Could you print all the entries exactly?

** start Material supplied **

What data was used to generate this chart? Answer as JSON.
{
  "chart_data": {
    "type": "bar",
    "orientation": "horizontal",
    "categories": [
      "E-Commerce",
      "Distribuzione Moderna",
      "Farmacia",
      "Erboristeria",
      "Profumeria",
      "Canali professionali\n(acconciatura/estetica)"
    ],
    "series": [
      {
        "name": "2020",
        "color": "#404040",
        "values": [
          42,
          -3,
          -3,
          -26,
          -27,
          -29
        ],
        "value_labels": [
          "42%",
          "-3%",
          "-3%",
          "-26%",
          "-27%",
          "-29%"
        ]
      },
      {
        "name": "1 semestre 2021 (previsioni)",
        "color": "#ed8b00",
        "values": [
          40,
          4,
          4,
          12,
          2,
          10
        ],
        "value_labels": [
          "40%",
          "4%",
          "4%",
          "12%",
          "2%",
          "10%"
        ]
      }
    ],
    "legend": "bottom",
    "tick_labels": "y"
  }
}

** end Material supplied **

> _Reply to the task_:
What data was used to generate this chart? Answer as JSON.
{
  "chart_data": {
    "type": "bar",
    "orientation": "horizontal",
    "categories": [
      "E-Commerce",
      "Distribuzione Moderna",
      "Farmacia",
      "Erboristeria",
      "Profumeria",
      "Canali professionali\n(acconciatura/estetica)"
    ],
    "series": [
      {
        "name": "2020",
        "color": "#404040",
        "values": [
          42,
          -3,
          -3,
          -26,
          -27,
          -29
        ],
        "value_labels": [
          "42%",
          "-3%",
          "-3%",
          "-26%",
          "-27%",
          "-29%"
        ]
      },
      {
        "name": "1 semestre 2021 (previsioni)",
        "color": "#ed8b00",
        "values": [
          40,
          4,
          4,
          12,
          2,
          10
        ],
        "value_labels": [
          "40%",
          "4%",
          "4%",
          "12%",
          "2%",
          "10%"
        ]
      }
    ],
    "legend": "bottom",
    "tick_labels": "y"
  }
}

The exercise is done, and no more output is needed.